___ DATASET CONTENT ___

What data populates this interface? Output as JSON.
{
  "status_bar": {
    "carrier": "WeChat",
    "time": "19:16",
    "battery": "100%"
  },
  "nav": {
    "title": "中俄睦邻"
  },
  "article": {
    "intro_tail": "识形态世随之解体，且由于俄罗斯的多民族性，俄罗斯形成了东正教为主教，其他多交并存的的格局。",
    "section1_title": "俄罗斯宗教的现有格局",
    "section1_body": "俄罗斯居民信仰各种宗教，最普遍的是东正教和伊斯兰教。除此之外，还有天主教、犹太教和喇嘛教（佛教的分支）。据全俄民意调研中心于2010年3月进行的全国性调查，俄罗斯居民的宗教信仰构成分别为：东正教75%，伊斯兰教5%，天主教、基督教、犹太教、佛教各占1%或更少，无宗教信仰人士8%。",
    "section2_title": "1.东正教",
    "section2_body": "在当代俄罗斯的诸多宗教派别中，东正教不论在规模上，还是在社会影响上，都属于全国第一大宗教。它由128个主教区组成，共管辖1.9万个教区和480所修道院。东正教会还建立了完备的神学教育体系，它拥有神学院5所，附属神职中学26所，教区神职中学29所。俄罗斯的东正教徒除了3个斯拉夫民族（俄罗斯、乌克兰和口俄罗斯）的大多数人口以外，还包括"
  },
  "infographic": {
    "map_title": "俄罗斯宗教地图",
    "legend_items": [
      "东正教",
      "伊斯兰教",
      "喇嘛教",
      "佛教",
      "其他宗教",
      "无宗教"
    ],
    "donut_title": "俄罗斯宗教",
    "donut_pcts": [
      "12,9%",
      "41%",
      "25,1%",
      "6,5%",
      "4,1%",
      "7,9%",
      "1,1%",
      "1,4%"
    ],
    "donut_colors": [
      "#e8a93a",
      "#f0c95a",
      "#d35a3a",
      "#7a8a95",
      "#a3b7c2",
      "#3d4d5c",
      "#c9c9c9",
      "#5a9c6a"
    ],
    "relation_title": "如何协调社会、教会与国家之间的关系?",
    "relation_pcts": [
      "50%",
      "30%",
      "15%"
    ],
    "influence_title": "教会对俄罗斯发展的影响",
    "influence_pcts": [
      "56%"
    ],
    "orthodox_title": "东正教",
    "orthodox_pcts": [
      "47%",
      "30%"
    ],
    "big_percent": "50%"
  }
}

___

### YOUR OBJECTIVE
Retype the material in full. Each word must match.

### RESPONSE TO THE TASK
What data populates this interface? Output as JSON.
{
  "status_bar": {
    "carrier": "WeChat",
    "time": "19:16",
    "battery": "100%"
  },
  "nav": {
    "title": "中俄睦邻"
  },
  "article": {
    "intro_tail": "识形态世随之解体，且由于俄罗斯的多民族性，俄罗斯形成了东正教为主教，其他多交并存的的格局。",
    "section1_title": "俄罗斯宗教的现有格局",
    "section1_body": "俄罗斯居民信仰各种宗教，最普遍的是东正教和伊斯兰教。除此之外，还有天主教、犹太教和喇嘛教（佛教的分支）。据全俄民意调研中心于2010年3月进行的全国性调查，俄罗斯居民的宗教信仰构成分别为：东正教75%，伊斯兰教5%，天主教、基督教、犹太教、佛教各占1%或更少，无宗教信仰人士8%。",
    "section2_title": "1.东正教",
    "section2_body": "在当代俄罗斯的诸多宗教派别中，东正教不论在规模上，还是在社会影响上，都属于全国第一大宗教。它由128个主教区组成，共管辖1.9万个教区和480所修道院。东正教会还建立了完备的神学教育体系，它拥有神学院5所，附属神职中学26所，教区神职中学29所。俄罗斯的东正教徒除了3个斯拉夫民族（俄罗斯、乌克兰和口俄罗斯）的大多数人口以外，还包括"
  },
  "infographic": {
    "map_title": "俄罗斯宗教地图",
    "legend_items": [
      "东正教",
      "伊斯兰教",
      "喇嘛教",
      "佛教",
      "其他宗教",
      "无宗教"
    ],
    "donut_title": "俄罗斯宗教",
    "donut_pcts": [
      "12,9%",
      "41%",
      "25,1%",
      "6,5%",
      "4,1%",
      "7,9%",
      "1,1%",
      "1,4%"
    ],
    "donut_colors": [
      "#e8a93a",
      "#f0c95a",
      "#d35a3a",
      "#7a8a95",
      "#a3b7c2",
      "#3d4d5c",
      "#c9c9c9",
      "#5a9c6a"
    ],
    "relation_title": "如何协调社会、教会与国家之间的关系?",
    "relation_pcts": [
      "50%",
      "30%",
      "15%"
    ],
    "influence_title": "教会对俄罗斯发展的影响",
    "influence_pcts": [
      "56%"
    ],
    "orthodox_title": "东正教",
    "orthodox_pcts": [
      "47%",
      "30%"
    ],
    "big_percent": "50%"
  }
}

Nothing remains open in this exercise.